Work order:
Produce a copy of every line in the records that holds the string "right".
-----
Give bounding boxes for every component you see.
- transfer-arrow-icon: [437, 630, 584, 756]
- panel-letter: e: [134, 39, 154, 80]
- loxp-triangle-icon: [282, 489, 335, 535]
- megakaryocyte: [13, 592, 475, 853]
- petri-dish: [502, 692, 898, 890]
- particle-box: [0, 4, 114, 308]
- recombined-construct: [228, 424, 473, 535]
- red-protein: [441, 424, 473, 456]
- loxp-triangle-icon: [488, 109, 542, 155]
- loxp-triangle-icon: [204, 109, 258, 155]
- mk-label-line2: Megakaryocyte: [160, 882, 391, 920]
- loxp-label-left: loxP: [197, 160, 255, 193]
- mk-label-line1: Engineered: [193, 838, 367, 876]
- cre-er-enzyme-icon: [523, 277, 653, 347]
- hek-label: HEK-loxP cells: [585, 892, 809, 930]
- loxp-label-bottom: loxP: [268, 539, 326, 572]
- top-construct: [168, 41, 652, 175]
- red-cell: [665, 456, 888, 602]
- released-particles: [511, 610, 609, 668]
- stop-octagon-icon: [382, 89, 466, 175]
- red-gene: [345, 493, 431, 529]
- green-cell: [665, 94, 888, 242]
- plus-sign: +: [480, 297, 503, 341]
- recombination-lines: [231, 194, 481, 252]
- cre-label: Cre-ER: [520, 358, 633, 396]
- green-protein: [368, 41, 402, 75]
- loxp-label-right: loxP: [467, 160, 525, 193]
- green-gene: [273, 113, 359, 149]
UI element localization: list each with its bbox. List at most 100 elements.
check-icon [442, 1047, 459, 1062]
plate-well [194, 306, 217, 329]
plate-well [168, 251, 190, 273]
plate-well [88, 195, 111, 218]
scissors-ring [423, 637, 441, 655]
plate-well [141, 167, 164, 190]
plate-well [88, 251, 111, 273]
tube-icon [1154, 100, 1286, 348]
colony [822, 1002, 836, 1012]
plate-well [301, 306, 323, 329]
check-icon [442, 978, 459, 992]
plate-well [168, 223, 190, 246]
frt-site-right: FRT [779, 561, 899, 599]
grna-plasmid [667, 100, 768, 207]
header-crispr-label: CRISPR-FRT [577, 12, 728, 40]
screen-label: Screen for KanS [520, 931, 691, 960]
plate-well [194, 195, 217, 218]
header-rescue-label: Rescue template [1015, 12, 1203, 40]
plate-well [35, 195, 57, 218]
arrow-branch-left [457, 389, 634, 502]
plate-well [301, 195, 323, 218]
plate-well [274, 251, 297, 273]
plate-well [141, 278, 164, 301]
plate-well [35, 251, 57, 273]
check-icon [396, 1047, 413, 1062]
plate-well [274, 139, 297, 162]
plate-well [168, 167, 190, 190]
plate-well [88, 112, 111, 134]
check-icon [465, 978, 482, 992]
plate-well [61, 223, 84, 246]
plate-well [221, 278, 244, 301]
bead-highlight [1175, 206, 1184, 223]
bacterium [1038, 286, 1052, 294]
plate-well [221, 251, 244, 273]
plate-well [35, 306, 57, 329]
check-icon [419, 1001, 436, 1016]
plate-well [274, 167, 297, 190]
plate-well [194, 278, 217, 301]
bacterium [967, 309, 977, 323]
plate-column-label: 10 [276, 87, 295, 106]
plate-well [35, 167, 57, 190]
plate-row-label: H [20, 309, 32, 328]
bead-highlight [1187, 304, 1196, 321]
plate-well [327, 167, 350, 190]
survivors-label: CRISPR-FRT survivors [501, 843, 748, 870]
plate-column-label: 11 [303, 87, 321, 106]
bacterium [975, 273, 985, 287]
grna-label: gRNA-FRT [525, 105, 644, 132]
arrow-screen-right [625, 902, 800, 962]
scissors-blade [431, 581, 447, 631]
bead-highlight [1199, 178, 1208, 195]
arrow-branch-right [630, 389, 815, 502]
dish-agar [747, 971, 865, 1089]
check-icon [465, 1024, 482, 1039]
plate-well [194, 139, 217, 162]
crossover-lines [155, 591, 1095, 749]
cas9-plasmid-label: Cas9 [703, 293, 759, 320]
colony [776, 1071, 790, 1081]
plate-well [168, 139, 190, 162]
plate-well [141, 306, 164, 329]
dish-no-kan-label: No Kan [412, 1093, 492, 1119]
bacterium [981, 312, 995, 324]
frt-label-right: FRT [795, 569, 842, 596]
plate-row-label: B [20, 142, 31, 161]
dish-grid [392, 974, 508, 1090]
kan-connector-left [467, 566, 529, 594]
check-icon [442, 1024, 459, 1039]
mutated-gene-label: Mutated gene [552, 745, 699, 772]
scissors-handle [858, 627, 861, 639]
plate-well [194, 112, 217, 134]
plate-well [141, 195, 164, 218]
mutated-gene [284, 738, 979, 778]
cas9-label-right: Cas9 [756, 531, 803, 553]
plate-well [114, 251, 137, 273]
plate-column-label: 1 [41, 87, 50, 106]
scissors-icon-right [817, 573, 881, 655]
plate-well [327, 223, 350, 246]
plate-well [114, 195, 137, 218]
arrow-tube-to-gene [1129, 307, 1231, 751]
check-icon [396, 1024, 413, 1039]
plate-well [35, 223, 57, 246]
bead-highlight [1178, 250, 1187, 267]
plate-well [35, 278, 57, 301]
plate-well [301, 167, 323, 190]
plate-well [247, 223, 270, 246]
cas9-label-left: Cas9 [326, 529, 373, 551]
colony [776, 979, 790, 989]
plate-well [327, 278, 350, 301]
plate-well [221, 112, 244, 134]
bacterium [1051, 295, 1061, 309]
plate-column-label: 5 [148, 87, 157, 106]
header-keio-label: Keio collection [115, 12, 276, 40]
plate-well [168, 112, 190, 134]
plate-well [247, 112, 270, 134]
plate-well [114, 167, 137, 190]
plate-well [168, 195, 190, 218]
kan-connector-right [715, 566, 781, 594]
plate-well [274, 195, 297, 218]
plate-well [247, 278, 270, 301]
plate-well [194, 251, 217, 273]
-----
Result of the exercise:
- loxp-label-right: loxP: [467, 160, 525, 193]
frt-site-right: FRT [779, 561, 899, 599]
arrow-screen-right [625, 902, 800, 962]
arrow-branch-right [630, 389, 815, 502]
frt-label-right: FRT [795, 569, 842, 596]
cas9-label-right: Cas9 [756, 531, 803, 553]
scissors-icon-right [817, 573, 881, 655]
kan-connector-right [715, 566, 781, 594]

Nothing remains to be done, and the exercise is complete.